BRIEF: Below are entries. Pull out all lines containing "JSON".

━━━━━ RECORD EXTRACTS

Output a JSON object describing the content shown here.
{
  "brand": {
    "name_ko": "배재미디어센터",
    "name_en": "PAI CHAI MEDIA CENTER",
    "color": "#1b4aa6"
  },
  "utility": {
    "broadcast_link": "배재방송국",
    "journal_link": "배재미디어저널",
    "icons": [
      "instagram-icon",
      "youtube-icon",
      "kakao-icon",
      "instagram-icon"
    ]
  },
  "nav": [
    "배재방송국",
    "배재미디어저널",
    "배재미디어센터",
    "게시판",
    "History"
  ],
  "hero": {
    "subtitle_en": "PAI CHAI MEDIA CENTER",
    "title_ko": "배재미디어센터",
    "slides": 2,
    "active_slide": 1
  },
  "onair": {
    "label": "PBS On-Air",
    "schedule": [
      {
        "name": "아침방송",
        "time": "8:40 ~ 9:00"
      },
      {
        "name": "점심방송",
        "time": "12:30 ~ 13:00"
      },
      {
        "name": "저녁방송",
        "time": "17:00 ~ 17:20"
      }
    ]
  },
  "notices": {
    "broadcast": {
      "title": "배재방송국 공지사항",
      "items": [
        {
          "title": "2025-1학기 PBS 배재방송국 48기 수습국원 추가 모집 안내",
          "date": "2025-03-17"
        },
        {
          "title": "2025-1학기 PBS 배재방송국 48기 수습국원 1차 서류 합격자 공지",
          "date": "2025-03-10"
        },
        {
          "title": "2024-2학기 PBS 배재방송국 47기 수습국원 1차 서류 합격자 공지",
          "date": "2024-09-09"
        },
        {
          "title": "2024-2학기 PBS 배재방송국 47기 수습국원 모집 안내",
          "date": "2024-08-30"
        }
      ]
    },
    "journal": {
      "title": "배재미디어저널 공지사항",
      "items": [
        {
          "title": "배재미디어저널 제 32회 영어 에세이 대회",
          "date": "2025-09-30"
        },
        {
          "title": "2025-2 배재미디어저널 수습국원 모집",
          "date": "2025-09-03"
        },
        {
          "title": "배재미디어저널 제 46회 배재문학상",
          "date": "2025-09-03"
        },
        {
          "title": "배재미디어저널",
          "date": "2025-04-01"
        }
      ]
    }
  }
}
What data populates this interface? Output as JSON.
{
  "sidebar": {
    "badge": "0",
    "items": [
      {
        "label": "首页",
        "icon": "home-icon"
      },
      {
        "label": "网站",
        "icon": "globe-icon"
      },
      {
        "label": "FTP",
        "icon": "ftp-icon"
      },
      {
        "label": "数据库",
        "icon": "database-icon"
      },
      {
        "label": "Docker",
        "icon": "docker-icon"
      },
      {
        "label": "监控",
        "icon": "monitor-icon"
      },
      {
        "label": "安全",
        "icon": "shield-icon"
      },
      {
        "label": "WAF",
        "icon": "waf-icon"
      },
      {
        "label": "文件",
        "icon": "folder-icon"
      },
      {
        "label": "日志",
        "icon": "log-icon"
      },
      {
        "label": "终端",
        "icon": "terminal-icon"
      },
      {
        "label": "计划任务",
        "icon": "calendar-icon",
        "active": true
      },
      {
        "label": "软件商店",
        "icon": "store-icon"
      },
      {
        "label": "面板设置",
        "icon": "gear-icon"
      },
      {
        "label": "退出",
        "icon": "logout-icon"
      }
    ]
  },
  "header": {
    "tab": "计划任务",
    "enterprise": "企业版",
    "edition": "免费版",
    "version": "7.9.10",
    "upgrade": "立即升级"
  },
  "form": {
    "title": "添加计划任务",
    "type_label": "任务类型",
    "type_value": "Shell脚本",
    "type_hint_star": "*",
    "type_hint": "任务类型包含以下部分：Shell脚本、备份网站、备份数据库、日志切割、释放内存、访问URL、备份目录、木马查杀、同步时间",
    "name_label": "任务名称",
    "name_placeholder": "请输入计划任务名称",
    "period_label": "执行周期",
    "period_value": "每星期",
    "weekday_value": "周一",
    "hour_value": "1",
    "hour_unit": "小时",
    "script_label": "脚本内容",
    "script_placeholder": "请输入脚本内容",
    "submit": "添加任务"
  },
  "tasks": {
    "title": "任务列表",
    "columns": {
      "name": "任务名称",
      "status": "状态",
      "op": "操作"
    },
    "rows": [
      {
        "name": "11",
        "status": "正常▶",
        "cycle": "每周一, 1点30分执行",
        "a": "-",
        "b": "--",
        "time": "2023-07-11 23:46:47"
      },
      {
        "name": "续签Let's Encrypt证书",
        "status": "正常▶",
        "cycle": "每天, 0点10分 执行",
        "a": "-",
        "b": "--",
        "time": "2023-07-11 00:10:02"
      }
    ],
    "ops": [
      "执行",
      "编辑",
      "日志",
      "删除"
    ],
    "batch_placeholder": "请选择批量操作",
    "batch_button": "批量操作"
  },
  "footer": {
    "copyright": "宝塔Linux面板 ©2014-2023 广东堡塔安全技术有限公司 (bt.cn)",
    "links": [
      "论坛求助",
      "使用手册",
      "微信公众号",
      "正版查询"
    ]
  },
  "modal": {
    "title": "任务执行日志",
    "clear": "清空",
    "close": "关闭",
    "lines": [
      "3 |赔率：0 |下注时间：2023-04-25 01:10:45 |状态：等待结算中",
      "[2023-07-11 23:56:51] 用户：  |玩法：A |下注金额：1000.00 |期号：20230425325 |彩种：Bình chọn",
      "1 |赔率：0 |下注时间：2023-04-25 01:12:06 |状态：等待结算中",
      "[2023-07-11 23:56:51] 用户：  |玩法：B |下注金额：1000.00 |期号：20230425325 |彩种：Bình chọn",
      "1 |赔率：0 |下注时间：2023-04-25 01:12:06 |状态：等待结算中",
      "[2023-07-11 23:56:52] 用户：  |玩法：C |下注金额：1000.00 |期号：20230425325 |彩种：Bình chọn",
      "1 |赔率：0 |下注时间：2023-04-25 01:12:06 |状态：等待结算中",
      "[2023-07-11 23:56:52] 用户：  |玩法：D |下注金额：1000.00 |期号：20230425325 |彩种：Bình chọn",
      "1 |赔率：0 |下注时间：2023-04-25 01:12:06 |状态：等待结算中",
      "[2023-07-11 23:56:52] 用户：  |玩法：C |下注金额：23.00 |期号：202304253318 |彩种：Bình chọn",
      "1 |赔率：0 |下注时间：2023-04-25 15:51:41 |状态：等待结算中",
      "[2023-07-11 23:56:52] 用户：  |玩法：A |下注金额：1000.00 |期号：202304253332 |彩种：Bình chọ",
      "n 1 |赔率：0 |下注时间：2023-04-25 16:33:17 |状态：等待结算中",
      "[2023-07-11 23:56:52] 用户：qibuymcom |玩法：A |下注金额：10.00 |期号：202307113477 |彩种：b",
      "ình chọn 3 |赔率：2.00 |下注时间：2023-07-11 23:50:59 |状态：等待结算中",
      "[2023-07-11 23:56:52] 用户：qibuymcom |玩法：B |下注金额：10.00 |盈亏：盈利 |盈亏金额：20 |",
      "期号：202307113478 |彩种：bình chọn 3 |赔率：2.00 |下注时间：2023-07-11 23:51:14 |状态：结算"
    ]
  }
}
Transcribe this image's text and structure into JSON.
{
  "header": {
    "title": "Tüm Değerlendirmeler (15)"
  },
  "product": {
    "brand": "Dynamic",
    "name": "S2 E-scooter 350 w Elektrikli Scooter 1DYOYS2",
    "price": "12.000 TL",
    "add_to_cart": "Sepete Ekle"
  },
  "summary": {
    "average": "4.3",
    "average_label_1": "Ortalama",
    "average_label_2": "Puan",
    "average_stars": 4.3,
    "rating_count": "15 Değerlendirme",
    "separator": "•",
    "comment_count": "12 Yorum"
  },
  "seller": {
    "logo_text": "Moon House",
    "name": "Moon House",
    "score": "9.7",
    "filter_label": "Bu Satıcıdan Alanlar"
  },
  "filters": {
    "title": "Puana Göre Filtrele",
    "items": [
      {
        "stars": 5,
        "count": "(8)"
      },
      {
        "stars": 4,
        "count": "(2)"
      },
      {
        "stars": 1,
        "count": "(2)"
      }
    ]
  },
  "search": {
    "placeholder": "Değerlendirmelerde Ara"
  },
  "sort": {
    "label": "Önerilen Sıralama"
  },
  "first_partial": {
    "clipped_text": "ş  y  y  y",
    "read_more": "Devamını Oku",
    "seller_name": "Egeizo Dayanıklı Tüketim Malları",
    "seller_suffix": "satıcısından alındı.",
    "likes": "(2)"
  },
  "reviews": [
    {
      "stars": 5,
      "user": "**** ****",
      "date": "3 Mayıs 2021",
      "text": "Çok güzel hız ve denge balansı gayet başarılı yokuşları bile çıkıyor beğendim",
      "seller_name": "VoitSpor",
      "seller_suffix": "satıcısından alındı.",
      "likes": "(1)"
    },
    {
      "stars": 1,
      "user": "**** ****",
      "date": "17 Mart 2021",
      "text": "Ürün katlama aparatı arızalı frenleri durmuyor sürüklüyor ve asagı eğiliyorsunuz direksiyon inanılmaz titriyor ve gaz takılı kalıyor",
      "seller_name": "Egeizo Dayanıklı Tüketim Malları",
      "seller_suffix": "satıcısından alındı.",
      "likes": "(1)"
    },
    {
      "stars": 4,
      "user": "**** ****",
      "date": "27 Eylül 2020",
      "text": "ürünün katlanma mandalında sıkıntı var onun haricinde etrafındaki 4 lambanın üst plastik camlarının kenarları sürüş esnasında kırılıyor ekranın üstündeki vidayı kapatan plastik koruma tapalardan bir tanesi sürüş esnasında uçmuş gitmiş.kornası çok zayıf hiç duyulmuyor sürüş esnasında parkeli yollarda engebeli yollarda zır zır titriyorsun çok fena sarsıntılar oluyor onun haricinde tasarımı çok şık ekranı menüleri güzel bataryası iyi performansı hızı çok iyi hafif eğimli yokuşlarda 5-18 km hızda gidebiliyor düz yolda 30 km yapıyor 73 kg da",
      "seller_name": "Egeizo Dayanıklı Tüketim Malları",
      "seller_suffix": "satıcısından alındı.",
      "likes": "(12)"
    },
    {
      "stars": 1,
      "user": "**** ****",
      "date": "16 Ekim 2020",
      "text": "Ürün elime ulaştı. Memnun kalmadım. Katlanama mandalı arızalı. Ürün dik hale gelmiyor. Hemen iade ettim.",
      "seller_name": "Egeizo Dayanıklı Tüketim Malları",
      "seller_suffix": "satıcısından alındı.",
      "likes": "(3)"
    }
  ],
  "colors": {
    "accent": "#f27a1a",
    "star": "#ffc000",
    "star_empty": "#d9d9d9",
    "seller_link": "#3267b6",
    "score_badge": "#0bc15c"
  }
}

━━━━━━━━━━

CORRECT RESPONSE:
Output a JSON object describing the content shown here.
What data populates this interface? Output as JSON.
Transcribe this image's text and structure into JSON.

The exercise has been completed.